>> START Input

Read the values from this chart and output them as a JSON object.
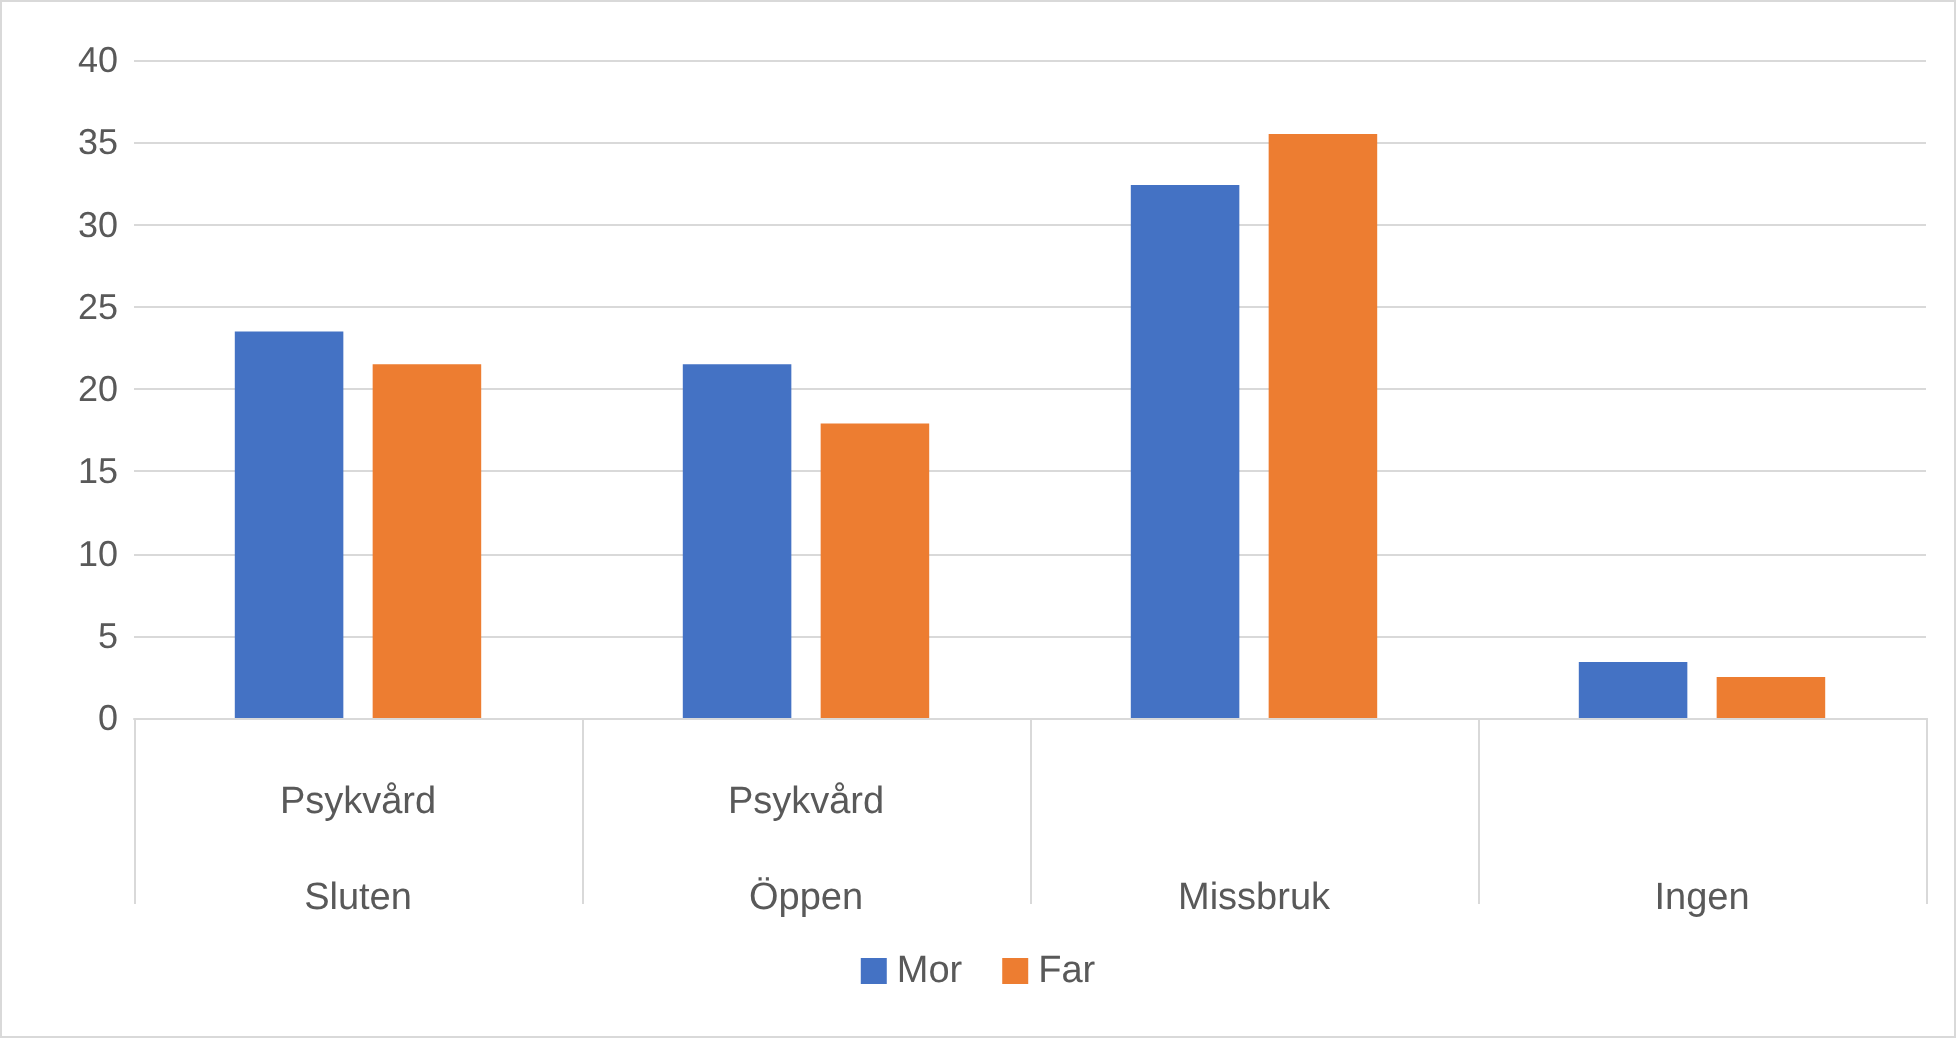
{
  "chart_data": {
    "type": "bar",
    "categories": [
      "Psykvård\nSluten",
      "Psykvård\nÖppen",
      "\nMissbruk",
      "\nIngen"
    ],
    "series": [
      {
        "name": "Mor",
        "color": "#4472c4",
        "values": [
          23.5,
          21.5,
          32.4,
          3.4
        ]
      },
      {
        "name": "Far",
        "color": "#ed7d31",
        "values": [
          21.5,
          17.9,
          35.5,
          2.5
        ]
      }
    ],
    "ylim": [
      0,
      40
    ],
    "yticks": [
      0,
      5,
      10,
      15,
      20,
      25,
      30,
      35,
      40
    ],
    "grid": "y",
    "legend": "bottom"
  }
}
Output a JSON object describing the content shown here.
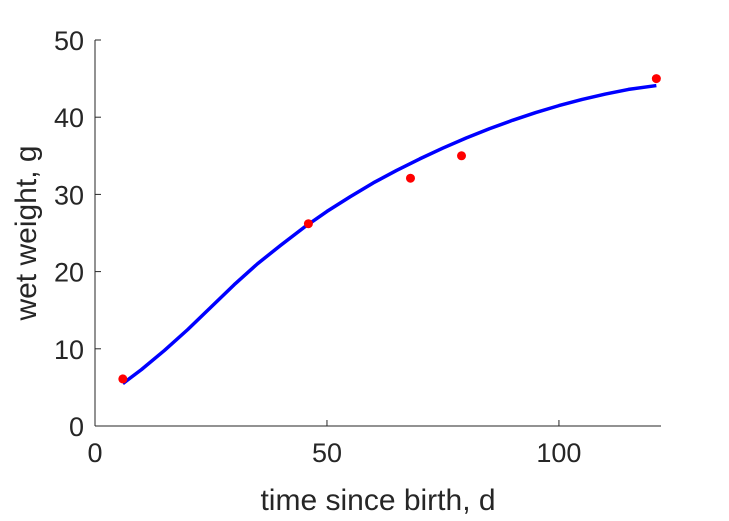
{
  "chart_data": {
    "type": "scatter",
    "xlabel": "time since birth, d",
    "ylabel": "wet weight, g",
    "xlim": [
      0,
      122
    ],
    "ylim": [
      0,
      50
    ],
    "x_ticks": [
      0,
      50,
      100
    ],
    "y_ticks": [
      0,
      10,
      20,
      30,
      40,
      50
    ],
    "x_tick_labels": [
      "0",
      "50",
      "100"
    ],
    "y_tick_labels": [
      "0",
      "10",
      "20",
      "30",
      "40",
      "50"
    ],
    "grid": false,
    "series": [
      {
        "kind": "scatter",
        "color": "#ff0000",
        "x": [
          6,
          46,
          68,
          79,
          121
        ],
        "y": [
          6.1,
          26.2,
          32.1,
          35.0,
          45.0
        ]
      },
      {
        "kind": "line",
        "color": "#0000ff",
        "x": [
          6,
          10,
          15,
          20,
          25,
          30,
          35,
          40,
          45,
          50,
          55,
          60,
          65,
          70,
          75,
          80,
          85,
          90,
          95,
          100,
          105,
          110,
          115,
          121
        ],
        "y": [
          5.5,
          7.3,
          9.8,
          12.5,
          15.4,
          18.3,
          21.0,
          23.4,
          25.7,
          27.8,
          29.7,
          31.5,
          33.1,
          34.6,
          36.0,
          37.3,
          38.5,
          39.6,
          40.6,
          41.5,
          42.3,
          43.0,
          43.6,
          44.1
        ]
      }
    ]
  }
}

>> END Input

* Stated exercise: Every record above must be given again exactly; drop the pictures.

* Answer to the problem:
Read the values from this chart and output them as a JSON object.
{
  "chart_data": {
    "type": "bar",
    "categories": [
      "Psykvård\nSluten",
      "Psykvård\nÖppen",
      "\nMissbruk",
      "\nIngen"
    ],
    "series": [
      {
        "name": "Mor",
        "color": "#4472c4",
        "values": [
          23.5,
          21.5,
          32.4,
          3.4
        ]
      },
      {
        "name": "Far",
        "color": "#ed7d31",
        "values": [
          21.5,
          17.9,
          35.5,
          2.5
        ]
      }
    ],
    "ylim": [
      0,
      40
    ],
    "yticks": [
      0,
      5,
      10,
      15,
      20,
      25,
      30,
      35,
      40
    ],
    "grid": "y",
    "legend": "bottom"
  }
}
Output a JSON object describing the content shown here.
{
  "chart_data": {
    "type": "scatter",
    "xlabel": "time since birth, d",
    "ylabel": "wet weight, g",
    "xlim": [
      0,
      122
    ],
    "ylim": [
      0,
      50
    ],
    "x_ticks": [
      0,
      50,
      100
    ],
    "y_ticks": [
      0,
      10,
      20,
      30,
      40,
      50
    ],
    "x_tick_labels": [
      "0",
      "50",
      "100"
    ],
    "y_tick_labels": [
      "0",
      "10",
      "20",
      "30",
      "40",
      "50"
    ],
    "grid": false,
    "series": [
      {
        "kind": "scatter",
        "color": "#ff0000",
        "x": [
          6,
          46,
          68,
          79,
          121
        ],
        "y": [
          6.1,
          26.2,
          32.1,
          35.0,
          45.0
        ]
      },
      {
        "kind": "line",
        "color": "#0000ff",
        "x": [
          6,
          10,
          15,
          20,
          25,
          30,
          35,
          40,
          45,
          50,
          55,
          60,
          65,
          70,
          75,
          80,
          85,
          90,
          95,
          100,
          105,
          110,
          115,
          121
        ],
        "y": [
          5.5,
          7.3,
          9.8,
          12.5,
          15.4,
          18.3,
          21.0,
          23.4,
          25.7,
          27.8,
          29.7,
          31.5,
          33.1,
          34.6,
          36.0,
          37.3,
          38.5,
          39.6,
          40.6,
          41.5,
          42.3,
          43.0,
          43.6,
          44.1
        ]
      }
    ]
  }
}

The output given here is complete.